(EXERCISE DETAILS):
Look through the lines below and extract each one that contains "screenshot".

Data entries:
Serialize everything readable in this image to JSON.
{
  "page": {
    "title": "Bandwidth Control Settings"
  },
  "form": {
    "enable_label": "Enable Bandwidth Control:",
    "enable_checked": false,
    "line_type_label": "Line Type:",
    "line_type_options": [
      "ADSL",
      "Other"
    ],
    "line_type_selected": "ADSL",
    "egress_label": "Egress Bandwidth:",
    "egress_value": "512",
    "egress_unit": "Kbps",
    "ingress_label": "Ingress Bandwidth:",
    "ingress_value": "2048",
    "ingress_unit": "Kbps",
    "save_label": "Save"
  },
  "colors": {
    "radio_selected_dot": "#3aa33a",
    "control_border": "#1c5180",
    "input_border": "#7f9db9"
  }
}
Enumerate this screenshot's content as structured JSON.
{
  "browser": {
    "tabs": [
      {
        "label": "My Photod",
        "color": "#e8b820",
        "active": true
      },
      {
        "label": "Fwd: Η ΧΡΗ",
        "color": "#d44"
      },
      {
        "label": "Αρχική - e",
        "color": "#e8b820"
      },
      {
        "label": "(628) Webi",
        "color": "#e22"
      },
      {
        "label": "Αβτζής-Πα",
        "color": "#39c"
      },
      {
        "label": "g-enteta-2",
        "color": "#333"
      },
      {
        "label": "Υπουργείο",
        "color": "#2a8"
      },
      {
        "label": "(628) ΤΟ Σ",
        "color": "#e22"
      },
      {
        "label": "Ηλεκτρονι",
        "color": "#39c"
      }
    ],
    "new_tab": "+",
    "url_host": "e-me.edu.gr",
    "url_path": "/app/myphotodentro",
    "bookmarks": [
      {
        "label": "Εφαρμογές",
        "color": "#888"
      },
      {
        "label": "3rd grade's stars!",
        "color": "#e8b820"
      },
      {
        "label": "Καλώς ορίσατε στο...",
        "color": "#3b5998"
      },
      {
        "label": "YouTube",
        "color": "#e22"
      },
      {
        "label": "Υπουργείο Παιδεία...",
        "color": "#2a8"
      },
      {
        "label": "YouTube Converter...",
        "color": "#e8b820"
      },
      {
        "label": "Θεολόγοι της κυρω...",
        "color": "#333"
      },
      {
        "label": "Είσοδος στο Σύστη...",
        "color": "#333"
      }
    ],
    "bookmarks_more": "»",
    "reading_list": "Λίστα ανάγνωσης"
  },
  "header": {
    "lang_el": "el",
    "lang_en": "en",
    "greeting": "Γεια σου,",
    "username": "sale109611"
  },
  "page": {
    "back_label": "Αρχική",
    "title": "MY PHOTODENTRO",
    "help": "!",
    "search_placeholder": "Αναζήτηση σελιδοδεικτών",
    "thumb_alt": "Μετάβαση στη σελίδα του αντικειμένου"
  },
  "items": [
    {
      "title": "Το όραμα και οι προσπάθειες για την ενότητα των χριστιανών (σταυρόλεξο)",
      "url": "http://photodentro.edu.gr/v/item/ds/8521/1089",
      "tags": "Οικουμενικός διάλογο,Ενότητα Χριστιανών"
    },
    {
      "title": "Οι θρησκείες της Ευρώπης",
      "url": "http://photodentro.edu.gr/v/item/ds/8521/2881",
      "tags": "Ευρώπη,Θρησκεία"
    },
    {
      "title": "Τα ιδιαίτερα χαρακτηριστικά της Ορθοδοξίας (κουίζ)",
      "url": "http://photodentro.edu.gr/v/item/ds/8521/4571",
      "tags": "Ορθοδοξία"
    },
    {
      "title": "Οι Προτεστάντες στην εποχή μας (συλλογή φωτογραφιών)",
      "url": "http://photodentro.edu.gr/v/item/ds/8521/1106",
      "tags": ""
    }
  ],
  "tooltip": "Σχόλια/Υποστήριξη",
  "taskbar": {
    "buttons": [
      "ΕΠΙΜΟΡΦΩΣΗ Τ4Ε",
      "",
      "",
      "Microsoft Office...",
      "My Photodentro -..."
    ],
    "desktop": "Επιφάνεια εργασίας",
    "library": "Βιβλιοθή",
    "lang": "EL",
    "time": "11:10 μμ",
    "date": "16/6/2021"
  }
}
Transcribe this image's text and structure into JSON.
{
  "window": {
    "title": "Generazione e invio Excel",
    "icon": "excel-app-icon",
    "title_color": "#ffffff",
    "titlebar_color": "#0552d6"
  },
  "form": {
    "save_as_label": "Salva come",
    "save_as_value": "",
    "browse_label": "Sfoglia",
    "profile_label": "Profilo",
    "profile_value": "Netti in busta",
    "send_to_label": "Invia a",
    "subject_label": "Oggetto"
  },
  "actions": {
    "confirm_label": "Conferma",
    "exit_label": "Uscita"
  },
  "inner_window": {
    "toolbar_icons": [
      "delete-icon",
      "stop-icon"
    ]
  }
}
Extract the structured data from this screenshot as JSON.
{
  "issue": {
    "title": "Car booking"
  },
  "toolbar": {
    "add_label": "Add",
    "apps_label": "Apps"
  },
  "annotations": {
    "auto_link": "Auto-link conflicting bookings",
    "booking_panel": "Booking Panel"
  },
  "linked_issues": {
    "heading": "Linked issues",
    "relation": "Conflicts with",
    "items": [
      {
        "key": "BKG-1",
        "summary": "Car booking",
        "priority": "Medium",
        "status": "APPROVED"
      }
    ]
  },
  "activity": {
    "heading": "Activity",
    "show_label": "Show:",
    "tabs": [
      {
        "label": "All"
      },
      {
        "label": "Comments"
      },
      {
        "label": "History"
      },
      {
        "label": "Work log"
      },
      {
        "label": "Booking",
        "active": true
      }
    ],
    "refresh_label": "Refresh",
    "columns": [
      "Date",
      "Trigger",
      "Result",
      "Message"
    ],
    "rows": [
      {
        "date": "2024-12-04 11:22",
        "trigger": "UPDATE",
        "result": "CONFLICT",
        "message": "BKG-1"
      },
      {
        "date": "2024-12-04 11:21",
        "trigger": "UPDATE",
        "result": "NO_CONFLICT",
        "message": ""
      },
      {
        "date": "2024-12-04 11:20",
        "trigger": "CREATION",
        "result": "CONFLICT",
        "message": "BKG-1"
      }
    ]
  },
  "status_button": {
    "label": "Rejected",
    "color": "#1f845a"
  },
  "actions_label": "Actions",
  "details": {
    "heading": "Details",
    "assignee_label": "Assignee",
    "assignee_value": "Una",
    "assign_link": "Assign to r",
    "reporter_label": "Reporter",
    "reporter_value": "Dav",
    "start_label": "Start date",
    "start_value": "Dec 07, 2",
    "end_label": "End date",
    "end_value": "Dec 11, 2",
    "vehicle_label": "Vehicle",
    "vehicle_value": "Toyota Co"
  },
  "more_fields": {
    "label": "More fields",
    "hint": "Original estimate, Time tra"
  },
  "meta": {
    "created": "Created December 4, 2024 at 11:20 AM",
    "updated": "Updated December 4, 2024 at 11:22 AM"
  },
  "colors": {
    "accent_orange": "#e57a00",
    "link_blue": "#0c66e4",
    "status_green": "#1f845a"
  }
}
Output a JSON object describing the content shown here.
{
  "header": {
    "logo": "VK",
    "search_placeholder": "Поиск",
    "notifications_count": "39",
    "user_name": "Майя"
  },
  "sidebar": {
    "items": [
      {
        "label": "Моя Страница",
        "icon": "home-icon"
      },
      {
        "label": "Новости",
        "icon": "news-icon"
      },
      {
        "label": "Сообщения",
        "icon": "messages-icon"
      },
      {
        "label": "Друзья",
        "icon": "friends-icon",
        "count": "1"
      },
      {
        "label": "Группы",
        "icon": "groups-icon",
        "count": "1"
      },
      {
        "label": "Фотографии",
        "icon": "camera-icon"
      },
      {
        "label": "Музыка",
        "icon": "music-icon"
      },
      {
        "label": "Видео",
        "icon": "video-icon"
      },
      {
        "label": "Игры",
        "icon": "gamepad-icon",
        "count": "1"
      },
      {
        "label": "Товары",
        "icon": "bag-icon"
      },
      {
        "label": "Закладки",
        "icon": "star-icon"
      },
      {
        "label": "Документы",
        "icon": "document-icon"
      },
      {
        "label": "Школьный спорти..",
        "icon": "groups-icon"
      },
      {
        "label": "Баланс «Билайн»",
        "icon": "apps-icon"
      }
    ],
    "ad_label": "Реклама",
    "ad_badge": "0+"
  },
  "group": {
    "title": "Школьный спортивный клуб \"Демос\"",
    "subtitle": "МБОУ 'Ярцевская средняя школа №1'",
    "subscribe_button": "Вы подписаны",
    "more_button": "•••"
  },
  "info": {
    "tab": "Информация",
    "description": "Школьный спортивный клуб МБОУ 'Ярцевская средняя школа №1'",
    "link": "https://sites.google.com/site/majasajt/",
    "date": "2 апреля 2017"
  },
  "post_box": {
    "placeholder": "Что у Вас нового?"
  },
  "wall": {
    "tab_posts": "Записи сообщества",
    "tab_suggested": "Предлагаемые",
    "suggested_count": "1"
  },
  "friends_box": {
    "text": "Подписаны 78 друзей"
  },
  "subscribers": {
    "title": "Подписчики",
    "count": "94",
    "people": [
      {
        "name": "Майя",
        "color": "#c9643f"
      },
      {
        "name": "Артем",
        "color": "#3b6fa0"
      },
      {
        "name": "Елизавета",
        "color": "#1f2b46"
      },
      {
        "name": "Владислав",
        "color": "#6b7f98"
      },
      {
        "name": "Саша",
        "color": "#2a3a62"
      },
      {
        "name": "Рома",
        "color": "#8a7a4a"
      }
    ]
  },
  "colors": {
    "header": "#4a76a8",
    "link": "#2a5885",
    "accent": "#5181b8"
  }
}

(EXPECTED ANSWER):
Enumerate this screenshot's content as structured JSON.
Extract the structured data from this screenshot as JSON.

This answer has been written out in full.